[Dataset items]
━━━━━━━━━━━━━━━━

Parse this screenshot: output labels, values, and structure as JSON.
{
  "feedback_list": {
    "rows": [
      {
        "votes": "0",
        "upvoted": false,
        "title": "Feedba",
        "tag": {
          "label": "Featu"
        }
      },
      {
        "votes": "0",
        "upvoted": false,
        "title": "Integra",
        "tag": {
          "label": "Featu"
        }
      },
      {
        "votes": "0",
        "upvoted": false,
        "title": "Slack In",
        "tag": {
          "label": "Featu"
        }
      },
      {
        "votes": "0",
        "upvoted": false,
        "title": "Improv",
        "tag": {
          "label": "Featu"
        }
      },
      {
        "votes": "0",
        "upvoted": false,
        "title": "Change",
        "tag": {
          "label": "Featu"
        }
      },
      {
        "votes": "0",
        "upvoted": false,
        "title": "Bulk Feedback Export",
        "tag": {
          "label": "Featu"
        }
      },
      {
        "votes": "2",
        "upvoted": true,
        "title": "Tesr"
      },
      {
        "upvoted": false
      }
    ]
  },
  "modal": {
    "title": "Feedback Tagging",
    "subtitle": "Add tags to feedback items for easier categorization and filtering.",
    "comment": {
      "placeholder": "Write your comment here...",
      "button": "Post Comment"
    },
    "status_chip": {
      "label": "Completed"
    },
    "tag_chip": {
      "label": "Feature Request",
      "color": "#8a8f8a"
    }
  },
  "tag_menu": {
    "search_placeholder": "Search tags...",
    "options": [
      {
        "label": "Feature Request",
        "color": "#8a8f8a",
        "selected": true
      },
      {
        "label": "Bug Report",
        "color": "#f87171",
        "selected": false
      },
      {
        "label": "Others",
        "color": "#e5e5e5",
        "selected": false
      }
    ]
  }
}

━━━━━━━━━━━━━━━━

# Instructions to follow:
Find all lines holding the string "Feature" and copy them.

# Solution to this problem:
      "label": "Feature Request",
        "label": "Feature Request",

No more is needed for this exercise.